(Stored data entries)
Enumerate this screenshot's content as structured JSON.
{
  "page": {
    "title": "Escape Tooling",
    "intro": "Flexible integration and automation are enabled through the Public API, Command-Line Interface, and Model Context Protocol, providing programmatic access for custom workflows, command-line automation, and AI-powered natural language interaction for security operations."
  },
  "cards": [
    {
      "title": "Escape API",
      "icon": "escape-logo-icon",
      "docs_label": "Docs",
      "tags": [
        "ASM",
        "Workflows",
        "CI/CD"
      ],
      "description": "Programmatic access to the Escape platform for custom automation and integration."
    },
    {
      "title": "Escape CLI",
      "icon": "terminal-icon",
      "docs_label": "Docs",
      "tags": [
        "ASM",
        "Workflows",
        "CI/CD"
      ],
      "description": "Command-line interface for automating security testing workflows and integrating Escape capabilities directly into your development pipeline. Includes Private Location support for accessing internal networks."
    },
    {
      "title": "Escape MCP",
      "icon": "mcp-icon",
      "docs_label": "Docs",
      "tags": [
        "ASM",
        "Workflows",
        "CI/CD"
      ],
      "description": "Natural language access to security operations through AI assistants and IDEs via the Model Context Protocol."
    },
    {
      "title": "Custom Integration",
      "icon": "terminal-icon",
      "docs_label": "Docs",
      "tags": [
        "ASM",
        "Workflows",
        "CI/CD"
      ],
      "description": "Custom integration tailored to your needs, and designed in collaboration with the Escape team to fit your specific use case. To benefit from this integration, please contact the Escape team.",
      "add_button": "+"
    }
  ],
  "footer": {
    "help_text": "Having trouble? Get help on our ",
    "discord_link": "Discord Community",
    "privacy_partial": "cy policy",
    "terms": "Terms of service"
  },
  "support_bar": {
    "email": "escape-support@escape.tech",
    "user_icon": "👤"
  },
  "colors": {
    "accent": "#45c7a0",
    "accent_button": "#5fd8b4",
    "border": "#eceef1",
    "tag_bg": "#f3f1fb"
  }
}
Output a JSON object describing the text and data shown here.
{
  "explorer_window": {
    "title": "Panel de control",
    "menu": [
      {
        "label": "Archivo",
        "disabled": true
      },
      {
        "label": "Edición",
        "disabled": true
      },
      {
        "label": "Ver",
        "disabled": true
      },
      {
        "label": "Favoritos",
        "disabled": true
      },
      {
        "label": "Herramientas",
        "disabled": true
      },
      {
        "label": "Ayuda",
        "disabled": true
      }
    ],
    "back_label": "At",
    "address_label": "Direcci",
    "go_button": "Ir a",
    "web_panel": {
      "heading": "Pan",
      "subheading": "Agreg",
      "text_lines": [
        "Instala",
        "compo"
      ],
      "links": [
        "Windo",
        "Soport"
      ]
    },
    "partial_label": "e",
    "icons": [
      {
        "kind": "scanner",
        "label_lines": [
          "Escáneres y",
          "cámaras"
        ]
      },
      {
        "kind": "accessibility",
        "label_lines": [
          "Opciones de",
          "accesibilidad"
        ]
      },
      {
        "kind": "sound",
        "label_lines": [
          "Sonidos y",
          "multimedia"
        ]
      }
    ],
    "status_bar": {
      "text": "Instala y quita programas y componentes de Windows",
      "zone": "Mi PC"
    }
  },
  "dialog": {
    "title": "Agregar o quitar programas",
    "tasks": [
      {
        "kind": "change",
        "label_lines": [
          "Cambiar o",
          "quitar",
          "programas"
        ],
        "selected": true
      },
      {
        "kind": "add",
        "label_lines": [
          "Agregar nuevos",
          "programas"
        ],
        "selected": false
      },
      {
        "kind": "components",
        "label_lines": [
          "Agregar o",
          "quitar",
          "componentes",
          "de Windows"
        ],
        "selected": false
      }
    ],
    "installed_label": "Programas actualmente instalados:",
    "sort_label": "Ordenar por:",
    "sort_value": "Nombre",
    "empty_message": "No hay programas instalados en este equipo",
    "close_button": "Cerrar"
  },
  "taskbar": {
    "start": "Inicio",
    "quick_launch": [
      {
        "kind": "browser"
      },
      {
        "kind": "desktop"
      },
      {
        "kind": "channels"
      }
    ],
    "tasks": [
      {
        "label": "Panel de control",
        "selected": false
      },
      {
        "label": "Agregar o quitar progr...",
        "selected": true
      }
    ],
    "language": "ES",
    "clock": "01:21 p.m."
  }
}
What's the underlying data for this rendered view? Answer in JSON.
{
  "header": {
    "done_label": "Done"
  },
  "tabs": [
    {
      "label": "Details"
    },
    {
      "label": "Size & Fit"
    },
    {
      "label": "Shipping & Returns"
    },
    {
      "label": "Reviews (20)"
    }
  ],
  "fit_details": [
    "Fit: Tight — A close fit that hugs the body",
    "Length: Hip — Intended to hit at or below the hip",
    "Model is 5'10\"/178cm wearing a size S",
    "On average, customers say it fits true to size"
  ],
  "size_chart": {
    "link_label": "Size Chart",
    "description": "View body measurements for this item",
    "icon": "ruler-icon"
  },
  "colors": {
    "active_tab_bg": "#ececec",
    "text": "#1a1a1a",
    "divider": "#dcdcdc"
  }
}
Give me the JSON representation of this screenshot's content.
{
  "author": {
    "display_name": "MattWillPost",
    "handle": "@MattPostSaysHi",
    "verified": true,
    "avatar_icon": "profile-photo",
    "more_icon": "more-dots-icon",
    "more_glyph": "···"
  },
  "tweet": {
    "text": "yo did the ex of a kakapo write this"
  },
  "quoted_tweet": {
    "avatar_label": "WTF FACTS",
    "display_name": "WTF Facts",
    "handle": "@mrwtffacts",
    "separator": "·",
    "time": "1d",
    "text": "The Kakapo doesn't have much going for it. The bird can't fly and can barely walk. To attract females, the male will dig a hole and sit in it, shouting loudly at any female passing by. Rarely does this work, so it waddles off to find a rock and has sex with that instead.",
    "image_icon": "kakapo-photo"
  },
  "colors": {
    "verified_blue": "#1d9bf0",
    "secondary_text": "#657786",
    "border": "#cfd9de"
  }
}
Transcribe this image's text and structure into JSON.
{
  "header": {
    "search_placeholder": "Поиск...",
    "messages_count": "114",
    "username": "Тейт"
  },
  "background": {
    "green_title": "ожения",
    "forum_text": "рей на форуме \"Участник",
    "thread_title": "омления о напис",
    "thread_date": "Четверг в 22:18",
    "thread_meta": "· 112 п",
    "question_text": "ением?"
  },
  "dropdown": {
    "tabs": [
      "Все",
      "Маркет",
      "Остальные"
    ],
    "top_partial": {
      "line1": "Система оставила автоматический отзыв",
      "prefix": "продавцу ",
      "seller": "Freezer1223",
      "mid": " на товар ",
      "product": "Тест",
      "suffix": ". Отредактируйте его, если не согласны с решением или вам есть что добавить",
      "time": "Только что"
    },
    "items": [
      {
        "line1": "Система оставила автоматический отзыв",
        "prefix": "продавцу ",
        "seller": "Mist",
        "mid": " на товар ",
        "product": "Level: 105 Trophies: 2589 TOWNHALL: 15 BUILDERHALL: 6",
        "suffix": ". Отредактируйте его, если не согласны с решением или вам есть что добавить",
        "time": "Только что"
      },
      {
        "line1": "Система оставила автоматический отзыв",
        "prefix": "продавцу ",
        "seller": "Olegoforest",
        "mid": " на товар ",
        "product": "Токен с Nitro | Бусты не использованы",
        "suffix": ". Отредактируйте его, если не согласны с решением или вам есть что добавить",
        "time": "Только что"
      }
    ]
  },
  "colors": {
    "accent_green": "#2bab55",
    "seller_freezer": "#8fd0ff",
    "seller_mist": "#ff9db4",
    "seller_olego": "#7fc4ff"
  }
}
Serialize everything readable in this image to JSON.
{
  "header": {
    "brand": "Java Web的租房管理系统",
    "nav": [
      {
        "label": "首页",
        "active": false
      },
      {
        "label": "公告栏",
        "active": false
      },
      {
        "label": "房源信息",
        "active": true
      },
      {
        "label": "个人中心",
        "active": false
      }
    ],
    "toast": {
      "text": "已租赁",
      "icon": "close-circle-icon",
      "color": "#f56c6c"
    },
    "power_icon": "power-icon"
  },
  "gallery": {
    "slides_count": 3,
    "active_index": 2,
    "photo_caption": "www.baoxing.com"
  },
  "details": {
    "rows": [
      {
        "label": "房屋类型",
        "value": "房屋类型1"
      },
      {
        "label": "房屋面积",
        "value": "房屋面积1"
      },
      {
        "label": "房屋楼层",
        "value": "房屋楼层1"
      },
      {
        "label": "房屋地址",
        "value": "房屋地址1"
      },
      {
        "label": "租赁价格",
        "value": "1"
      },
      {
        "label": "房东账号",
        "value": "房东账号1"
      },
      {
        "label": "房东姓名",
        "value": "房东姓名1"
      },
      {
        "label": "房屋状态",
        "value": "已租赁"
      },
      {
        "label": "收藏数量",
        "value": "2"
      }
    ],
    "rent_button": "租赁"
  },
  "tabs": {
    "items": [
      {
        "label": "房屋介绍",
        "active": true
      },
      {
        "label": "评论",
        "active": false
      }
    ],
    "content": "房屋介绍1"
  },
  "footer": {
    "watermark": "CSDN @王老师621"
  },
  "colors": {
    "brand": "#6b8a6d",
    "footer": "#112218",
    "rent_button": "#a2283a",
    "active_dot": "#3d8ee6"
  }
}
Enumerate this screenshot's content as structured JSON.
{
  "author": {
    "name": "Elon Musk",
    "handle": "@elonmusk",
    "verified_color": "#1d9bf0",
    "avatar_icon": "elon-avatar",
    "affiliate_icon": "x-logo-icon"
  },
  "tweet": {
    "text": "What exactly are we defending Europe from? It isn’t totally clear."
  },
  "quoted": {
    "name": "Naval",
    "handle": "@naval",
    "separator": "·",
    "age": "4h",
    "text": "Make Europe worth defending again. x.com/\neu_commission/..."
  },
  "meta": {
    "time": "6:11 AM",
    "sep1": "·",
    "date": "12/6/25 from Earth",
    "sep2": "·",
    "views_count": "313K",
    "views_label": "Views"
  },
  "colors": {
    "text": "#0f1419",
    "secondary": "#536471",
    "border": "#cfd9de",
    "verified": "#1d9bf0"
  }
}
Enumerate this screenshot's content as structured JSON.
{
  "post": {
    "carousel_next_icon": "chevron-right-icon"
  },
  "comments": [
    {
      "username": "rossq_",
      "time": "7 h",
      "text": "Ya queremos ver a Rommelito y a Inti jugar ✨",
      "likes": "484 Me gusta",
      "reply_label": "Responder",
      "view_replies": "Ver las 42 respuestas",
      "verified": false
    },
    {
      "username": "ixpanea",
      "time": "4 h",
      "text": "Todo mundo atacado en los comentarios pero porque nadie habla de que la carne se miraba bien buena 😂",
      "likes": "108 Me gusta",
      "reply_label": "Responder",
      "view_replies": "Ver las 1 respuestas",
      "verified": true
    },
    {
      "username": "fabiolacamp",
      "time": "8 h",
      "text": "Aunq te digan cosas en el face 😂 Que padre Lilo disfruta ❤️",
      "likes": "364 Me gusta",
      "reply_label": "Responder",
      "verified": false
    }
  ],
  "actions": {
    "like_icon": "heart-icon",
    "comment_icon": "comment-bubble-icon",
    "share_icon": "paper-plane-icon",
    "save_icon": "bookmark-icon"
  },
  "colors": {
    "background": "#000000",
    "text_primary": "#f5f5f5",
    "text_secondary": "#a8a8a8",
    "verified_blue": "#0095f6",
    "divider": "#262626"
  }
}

_Exercise description_:
Pick out the lines that contain "defending" and copy them.

_Answer to this task_:
    "text": "What exactly are we defending Europe from? It isn’t totally clear."
    "text": "Make Europe worth defending again. x.com/\neu_commission/..."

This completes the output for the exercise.